:: Exercise prompt ::
Copy each line in the data that includes the word "payments".

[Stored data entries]
————

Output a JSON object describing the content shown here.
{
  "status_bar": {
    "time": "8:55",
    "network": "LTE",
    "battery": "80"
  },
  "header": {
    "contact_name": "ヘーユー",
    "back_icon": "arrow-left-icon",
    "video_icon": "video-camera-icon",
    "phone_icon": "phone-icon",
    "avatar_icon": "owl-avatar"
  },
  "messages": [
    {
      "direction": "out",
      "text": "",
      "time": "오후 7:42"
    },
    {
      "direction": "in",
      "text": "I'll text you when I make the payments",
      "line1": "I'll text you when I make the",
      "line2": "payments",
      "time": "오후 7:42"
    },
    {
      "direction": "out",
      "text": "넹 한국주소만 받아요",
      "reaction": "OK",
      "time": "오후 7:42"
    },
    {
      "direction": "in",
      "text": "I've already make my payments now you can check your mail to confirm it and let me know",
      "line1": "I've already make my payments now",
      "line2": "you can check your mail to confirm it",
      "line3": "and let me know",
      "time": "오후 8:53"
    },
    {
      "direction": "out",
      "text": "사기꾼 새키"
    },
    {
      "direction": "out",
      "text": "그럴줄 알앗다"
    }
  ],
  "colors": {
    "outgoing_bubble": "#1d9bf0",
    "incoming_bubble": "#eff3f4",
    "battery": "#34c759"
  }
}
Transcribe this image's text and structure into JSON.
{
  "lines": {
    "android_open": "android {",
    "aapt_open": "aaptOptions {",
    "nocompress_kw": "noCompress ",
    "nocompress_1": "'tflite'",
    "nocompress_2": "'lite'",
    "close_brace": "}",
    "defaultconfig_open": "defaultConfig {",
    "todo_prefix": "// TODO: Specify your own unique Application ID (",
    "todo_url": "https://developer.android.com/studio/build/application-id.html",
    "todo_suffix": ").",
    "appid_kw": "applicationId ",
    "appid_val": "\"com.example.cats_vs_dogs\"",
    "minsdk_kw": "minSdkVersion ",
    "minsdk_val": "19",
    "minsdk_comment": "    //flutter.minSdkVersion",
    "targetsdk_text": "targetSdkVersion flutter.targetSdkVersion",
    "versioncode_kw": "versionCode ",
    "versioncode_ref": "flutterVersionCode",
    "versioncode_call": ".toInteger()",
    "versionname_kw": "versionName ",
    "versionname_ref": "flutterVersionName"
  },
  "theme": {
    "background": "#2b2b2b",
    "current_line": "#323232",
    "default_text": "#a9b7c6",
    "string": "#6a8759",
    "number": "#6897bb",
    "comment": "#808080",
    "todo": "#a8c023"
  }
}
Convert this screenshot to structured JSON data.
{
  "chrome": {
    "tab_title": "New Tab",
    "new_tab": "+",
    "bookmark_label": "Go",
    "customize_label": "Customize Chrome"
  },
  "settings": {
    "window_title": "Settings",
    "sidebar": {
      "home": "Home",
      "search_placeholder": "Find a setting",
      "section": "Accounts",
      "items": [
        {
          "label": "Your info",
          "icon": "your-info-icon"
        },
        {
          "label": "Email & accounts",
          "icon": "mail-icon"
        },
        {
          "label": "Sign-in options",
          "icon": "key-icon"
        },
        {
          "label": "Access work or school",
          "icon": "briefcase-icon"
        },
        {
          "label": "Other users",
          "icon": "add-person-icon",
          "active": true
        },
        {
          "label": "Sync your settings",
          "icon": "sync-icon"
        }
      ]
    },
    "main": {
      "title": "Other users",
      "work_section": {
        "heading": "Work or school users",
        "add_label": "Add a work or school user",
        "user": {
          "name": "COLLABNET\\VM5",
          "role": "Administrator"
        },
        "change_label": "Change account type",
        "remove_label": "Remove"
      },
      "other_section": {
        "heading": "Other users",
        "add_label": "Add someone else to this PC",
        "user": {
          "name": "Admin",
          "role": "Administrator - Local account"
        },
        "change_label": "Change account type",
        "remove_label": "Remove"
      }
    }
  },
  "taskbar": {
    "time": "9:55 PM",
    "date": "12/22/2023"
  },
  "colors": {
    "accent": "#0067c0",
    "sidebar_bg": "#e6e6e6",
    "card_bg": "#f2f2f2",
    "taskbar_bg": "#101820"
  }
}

————

:: Written solution ::
      "text": "I'll text you when I make the payments",
      "line2": "payments",
      "text": "I've already make my payments now you can check your mail to confirm it and let me know",
      "line1": "I've already make my payments now",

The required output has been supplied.